### RECORDS SHOWN

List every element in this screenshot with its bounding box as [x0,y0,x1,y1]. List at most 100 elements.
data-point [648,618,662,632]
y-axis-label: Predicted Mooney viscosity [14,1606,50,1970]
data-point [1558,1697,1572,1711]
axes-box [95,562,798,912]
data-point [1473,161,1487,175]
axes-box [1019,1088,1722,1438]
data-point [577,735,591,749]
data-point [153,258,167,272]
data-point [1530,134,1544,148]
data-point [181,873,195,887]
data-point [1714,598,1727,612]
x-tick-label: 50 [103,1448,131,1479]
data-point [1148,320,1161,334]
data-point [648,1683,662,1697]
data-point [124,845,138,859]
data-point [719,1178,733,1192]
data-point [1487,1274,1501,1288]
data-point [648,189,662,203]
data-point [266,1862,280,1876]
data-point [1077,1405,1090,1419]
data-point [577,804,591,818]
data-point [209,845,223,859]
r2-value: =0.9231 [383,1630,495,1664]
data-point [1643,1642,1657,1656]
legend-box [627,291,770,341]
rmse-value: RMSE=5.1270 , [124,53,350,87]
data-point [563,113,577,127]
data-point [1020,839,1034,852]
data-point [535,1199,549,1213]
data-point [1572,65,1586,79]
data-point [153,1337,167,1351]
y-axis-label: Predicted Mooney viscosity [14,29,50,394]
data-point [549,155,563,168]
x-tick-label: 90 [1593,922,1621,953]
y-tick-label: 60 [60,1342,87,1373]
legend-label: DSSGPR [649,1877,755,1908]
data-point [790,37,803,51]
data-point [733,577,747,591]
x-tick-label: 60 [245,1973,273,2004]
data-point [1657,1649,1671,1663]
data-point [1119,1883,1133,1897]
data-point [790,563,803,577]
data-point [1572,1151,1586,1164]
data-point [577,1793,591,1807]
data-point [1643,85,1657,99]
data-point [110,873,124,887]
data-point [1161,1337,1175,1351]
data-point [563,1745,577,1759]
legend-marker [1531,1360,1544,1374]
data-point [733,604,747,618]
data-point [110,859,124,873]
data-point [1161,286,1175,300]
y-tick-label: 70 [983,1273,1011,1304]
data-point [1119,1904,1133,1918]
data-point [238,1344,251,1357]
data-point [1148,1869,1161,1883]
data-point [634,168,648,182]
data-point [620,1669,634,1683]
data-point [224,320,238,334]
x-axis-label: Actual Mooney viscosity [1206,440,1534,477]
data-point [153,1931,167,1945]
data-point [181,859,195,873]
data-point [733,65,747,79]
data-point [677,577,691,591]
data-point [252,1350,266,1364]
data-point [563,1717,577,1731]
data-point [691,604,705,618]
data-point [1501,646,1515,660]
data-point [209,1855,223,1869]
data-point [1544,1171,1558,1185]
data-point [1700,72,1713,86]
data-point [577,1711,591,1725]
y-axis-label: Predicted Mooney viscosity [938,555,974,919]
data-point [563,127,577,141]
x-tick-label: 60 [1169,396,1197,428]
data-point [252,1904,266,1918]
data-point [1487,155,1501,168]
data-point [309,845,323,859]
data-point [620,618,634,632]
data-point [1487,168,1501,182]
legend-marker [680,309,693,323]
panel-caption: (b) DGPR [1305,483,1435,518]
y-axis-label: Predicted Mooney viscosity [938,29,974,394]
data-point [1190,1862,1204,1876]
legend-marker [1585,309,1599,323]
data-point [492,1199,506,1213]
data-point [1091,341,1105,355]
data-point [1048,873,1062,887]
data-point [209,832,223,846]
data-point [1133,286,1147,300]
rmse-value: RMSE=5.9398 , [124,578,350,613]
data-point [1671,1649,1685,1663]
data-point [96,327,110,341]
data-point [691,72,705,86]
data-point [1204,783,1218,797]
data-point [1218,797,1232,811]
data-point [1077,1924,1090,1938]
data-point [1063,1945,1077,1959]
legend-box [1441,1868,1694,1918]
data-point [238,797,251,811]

######

Repeat the records above verbatim, keeping every line in its original order.

EXERCISE SOLUTION —
List every element in this screenshot with its bounding box as [x0,y0,x1,y1]. List at most 100 elements.
data-point [648,618,662,632]
y-axis-label: Predicted Mooney viscosity [14,1606,50,1970]
data-point [1558,1697,1572,1711]
axes-box [95,562,798,912]
data-point [1473,161,1487,175]
axes-box [1019,1088,1722,1438]
data-point [577,735,591,749]
data-point [153,258,167,272]
data-point [1530,134,1544,148]
data-point [181,873,195,887]
data-point [1714,598,1727,612]
x-tick-label: 50 [103,1448,131,1479]
data-point [1148,320,1161,334]
data-point [648,1683,662,1697]
data-point [124,845,138,859]
data-point [719,1178,733,1192]
data-point [1487,1274,1501,1288]
data-point [648,189,662,203]
data-point [266,1862,280,1876]
data-point [1077,1405,1090,1419]
data-point [577,804,591,818]
data-point [209,845,223,859]
r2-value: =0.9231 [383,1630,495,1664]
data-point [1643,1642,1657,1656]
legend-box [627,291,770,341]
rmse-value: RMSE=5.1270 , [124,53,350,87]
data-point [563,113,577,127]
data-point [1020,839,1034,852]
data-point [535,1199,549,1213]
data-point [1572,65,1586,79]
data-point [153,1337,167,1351]
y-axis-label: Predicted Mooney viscosity [14,29,50,394]
data-point [549,155,563,168]
x-tick-label: 90 [1593,922,1621,953]
y-tick-label: 60 [60,1342,87,1373]
legend-label: DSSGPR [649,1877,755,1908]
data-point [790,37,803,51]
data-point [733,577,747,591]
x-tick-label: 60 [245,1973,273,2004]
data-point [1657,1649,1671,1663]
data-point [1119,1883,1133,1897]
data-point [790,563,803,577]
data-point [1572,1151,1586,1164]
data-point [577,1793,591,1807]
data-point [1643,85,1657,99]
data-point [110,873,124,887]
data-point [1161,1337,1175,1351]
data-point [563,1745,577,1759]
legend-marker [1531,1360,1544,1374]
data-point [733,604,747,618]
data-point [110,859,124,873]
data-point [1161,286,1175,300]
y-tick-label: 70 [983,1273,1011,1304]
data-point [1119,1904,1133,1918]
data-point [238,1344,251,1357]
data-point [1148,1869,1161,1883]
data-point [634,168,648,182]
data-point [620,1669,634,1683]
data-point [224,320,238,334]
x-axis-label: Actual Mooney viscosity [1206,440,1534,477]
data-point [153,1931,167,1945]
data-point [181,859,195,873]
data-point [733,65,747,79]
data-point [677,577,691,591]
data-point [252,1350,266,1364]
data-point [563,1717,577,1731]
data-point [691,604,705,618]
data-point [1501,646,1515,660]
data-point [209,1855,223,1869]
data-point [1544,1171,1558,1185]
data-point [1700,72,1713,86]
data-point [577,1711,591,1725]
y-axis-label: Predicted Mooney viscosity [938,555,974,919]
data-point [563,127,577,141]
x-tick-label: 60 [1169,396,1197,428]
data-point [252,1904,266,1918]
data-point [1487,155,1501,168]
data-point [309,845,323,859]
data-point [620,618,634,632]
data-point [1487,168,1501,182]
legend-marker [680,309,693,323]
panel-caption: (b) DGPR [1305,483,1435,518]
y-axis-label: Predicted Mooney viscosity [938,29,974,394]
data-point [1190,1862,1204,1876]
legend-marker [1585,309,1599,323]
data-point [492,1199,506,1213]
data-point [1091,341,1105,355]
data-point [1048,873,1062,887]
data-point [209,832,223,846]
data-point [1133,286,1147,300]
rmse-value: RMSE=5.9398 , [124,578,350,613]
data-point [1671,1649,1685,1663]
data-point [96,327,110,341]
data-point [691,72,705,86]
data-point [1204,783,1218,797]
data-point [1218,797,1232,811]
data-point [1077,1924,1090,1938]
data-point [1063,1945,1077,1959]
legend-box [1441,1868,1694,1918]
data-point [238,797,251,811]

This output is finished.